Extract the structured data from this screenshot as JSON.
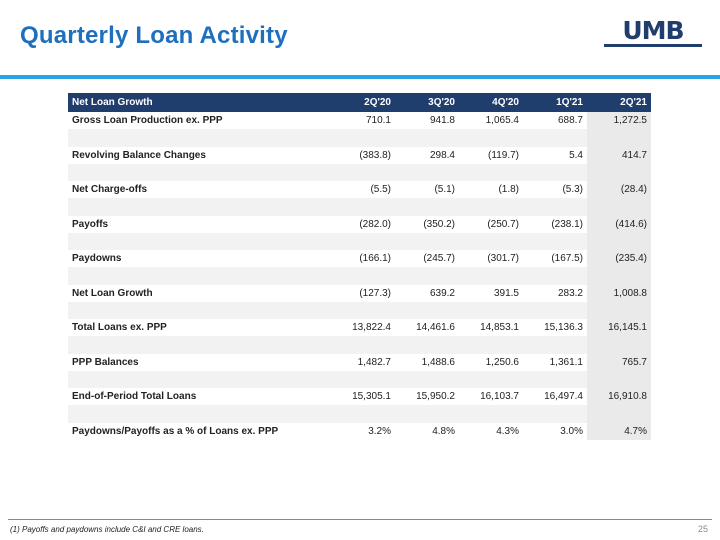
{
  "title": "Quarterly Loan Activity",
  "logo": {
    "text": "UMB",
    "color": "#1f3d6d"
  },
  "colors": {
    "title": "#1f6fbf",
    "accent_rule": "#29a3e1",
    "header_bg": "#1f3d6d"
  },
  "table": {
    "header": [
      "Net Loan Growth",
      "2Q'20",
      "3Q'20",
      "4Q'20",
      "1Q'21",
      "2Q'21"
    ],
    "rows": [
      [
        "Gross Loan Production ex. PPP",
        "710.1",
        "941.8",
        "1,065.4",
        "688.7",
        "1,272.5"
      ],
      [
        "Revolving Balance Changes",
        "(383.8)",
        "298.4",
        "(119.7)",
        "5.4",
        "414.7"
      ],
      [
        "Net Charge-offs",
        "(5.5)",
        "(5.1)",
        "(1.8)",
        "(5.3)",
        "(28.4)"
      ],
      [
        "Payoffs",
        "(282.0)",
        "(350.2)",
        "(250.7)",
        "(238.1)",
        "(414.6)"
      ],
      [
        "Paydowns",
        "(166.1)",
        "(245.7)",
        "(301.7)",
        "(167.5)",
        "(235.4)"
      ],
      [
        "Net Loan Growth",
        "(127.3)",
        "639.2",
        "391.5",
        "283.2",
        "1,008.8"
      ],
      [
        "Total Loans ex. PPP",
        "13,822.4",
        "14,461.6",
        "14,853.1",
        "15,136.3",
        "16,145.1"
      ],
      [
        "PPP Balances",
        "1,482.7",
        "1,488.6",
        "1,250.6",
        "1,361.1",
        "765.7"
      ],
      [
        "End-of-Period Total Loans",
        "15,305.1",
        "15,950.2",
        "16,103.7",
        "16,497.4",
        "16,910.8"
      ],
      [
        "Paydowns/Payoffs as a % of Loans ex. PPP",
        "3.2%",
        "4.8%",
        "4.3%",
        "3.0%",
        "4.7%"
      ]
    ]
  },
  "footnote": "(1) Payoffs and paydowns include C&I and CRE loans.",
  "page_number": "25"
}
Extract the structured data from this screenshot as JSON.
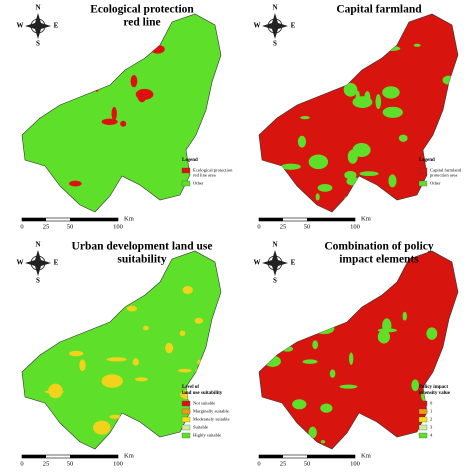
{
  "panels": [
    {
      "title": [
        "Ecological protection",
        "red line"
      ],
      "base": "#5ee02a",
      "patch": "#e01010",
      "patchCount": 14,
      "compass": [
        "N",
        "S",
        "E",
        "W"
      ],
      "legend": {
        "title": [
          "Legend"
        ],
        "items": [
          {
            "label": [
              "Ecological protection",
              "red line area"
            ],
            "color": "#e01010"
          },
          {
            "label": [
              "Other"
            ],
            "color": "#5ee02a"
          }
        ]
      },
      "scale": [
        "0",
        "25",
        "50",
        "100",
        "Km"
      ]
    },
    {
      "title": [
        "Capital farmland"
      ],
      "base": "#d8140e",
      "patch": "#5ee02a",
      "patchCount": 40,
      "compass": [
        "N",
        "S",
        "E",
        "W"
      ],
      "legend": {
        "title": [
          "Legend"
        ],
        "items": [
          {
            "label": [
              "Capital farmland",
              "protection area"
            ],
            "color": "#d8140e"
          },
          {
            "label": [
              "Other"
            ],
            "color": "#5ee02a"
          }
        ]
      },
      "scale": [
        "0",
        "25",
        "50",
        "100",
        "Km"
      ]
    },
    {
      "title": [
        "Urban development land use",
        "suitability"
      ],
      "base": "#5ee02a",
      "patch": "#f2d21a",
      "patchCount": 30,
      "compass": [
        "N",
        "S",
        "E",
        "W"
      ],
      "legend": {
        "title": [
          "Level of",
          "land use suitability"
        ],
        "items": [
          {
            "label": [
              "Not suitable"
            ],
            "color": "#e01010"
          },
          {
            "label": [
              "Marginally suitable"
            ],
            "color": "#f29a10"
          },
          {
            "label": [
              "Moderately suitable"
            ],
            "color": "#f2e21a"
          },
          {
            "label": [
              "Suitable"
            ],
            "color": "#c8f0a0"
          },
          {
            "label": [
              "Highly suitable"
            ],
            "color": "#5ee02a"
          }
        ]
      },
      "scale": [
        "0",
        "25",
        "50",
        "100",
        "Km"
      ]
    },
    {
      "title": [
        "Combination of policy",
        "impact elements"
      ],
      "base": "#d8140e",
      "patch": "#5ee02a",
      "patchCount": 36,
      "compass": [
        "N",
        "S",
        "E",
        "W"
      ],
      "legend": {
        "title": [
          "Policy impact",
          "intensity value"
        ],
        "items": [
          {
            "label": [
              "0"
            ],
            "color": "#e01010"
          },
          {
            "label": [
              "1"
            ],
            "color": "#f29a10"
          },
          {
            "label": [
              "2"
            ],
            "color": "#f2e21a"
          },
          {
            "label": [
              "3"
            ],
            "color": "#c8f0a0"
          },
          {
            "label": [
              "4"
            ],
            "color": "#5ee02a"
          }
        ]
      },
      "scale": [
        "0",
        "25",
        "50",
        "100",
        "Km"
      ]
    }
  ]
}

+++++

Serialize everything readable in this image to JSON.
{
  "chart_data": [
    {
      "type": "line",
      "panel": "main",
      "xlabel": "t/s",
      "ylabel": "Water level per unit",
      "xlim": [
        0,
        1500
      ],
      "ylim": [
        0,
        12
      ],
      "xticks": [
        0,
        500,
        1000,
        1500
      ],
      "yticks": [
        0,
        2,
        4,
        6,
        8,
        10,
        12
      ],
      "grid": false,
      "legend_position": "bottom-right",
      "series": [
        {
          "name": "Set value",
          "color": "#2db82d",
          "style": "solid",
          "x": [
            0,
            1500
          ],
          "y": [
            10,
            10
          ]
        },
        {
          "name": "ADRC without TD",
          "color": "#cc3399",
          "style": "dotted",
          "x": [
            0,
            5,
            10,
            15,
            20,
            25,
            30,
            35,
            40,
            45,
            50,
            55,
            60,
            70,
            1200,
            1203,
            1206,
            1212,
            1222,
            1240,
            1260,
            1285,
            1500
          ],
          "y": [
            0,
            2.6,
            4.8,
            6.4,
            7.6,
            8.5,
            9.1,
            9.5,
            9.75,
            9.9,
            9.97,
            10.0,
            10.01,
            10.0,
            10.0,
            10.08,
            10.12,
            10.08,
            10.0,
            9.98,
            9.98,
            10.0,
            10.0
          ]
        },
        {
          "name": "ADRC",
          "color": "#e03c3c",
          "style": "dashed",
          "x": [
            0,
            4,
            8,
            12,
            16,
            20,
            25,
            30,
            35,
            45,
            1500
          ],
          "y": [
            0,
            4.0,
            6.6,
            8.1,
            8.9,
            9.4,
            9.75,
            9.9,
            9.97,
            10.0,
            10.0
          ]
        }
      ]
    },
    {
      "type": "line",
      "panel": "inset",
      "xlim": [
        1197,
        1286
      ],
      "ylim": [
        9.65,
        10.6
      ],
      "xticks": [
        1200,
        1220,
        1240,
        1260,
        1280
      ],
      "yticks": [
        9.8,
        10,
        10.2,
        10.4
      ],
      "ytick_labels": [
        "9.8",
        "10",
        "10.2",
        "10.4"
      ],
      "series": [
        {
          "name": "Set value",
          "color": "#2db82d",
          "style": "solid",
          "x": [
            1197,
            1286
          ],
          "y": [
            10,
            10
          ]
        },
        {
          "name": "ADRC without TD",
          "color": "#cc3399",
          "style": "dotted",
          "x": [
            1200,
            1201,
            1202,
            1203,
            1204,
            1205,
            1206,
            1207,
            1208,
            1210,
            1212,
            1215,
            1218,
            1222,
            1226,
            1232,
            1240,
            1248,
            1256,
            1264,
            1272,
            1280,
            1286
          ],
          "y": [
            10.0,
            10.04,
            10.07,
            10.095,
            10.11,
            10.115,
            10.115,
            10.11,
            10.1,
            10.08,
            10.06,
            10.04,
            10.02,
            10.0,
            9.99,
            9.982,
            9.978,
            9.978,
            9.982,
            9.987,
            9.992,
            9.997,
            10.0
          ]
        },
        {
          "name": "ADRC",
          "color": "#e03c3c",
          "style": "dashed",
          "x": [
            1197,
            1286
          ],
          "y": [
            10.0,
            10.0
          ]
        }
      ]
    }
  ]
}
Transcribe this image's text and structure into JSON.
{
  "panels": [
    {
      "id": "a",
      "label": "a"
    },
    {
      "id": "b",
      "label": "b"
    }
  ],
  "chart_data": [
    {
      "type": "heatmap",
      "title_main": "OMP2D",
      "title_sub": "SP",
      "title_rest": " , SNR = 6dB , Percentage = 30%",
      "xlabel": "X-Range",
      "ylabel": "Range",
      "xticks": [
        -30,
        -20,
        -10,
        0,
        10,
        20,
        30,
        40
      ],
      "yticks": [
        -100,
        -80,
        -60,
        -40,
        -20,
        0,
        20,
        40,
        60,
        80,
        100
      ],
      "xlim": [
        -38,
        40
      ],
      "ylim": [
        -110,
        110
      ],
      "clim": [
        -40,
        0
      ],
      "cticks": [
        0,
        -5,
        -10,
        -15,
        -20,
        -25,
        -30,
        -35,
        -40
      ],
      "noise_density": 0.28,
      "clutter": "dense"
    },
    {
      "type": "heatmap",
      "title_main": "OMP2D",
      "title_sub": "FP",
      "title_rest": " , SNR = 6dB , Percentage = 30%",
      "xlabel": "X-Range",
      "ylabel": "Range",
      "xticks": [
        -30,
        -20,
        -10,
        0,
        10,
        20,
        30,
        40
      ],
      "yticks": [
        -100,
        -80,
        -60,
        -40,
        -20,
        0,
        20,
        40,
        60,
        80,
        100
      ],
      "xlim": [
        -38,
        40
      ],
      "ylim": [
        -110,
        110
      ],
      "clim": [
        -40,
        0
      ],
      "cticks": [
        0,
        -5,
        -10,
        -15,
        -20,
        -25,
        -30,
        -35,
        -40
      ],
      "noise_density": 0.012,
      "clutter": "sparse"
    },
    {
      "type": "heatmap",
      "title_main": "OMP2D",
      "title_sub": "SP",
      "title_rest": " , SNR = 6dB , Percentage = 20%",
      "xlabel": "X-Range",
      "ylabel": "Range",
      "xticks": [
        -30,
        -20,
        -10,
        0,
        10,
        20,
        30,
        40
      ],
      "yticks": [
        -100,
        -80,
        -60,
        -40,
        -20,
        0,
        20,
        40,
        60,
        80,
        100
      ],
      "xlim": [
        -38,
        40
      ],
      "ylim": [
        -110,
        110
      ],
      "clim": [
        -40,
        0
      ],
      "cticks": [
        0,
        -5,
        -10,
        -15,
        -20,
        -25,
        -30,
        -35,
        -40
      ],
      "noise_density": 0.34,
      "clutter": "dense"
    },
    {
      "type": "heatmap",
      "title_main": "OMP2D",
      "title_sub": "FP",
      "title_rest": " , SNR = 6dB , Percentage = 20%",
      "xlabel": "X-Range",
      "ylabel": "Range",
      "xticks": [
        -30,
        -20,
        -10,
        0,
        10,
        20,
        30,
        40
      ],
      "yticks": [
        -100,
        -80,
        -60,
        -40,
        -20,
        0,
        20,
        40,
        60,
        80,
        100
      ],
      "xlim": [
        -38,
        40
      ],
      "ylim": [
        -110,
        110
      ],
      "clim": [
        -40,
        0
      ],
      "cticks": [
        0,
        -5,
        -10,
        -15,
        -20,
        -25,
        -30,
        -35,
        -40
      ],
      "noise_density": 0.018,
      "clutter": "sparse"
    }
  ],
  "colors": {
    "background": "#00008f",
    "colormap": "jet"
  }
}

+++++

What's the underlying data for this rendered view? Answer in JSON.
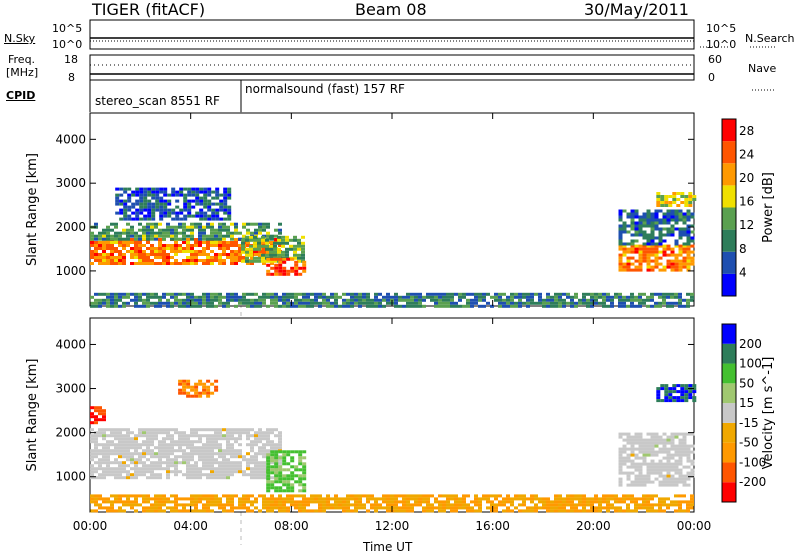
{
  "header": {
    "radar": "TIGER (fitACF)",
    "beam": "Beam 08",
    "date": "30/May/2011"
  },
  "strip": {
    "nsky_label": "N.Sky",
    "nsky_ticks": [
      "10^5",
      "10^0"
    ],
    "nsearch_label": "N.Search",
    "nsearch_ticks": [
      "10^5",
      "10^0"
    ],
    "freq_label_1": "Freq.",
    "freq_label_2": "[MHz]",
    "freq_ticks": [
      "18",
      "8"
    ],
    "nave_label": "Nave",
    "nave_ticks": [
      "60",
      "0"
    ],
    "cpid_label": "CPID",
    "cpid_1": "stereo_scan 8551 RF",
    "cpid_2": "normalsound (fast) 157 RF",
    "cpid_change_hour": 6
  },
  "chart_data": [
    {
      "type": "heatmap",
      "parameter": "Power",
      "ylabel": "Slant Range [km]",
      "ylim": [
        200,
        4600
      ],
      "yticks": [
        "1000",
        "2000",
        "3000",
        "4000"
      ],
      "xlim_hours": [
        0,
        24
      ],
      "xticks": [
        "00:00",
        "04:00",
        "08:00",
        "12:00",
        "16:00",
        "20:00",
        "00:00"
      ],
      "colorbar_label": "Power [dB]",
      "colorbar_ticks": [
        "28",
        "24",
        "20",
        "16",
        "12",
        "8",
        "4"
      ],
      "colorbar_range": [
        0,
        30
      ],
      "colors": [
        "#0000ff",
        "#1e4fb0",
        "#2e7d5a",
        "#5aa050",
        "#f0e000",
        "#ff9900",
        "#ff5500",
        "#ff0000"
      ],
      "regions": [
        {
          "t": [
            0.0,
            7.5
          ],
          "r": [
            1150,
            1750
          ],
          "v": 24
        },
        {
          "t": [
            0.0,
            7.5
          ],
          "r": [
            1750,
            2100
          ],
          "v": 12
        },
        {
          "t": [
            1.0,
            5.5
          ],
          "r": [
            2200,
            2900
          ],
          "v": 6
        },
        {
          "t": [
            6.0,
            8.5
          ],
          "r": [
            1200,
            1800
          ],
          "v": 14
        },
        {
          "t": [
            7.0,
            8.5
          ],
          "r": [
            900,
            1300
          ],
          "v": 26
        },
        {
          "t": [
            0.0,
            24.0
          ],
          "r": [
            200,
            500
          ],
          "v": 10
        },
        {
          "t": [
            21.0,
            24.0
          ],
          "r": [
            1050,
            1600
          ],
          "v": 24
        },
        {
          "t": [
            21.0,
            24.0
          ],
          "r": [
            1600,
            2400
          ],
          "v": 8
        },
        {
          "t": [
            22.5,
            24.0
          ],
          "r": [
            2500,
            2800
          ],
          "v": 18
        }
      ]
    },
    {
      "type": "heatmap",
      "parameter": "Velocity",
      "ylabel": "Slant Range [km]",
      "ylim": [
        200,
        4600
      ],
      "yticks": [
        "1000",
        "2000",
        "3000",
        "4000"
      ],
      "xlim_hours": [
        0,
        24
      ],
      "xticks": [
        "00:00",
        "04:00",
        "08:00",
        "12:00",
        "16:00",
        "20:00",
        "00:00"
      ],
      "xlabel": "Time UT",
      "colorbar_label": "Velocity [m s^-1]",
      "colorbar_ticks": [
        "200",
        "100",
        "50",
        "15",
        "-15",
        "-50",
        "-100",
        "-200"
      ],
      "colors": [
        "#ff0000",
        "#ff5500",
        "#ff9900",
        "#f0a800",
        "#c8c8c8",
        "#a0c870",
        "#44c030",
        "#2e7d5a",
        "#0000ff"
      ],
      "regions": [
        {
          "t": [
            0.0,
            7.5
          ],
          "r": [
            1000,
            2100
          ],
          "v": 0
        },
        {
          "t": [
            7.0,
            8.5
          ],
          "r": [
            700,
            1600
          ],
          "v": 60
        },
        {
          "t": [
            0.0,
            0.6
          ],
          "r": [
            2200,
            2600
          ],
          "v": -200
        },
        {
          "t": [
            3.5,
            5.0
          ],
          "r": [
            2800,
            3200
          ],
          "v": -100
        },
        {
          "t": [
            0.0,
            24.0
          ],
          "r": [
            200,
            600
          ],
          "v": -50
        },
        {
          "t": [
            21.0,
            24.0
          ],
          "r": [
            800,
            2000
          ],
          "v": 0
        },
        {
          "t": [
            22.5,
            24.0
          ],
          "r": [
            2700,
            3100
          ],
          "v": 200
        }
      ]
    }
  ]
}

+++++

Give the count of lines in the records that contain "Capital", and no other text.

2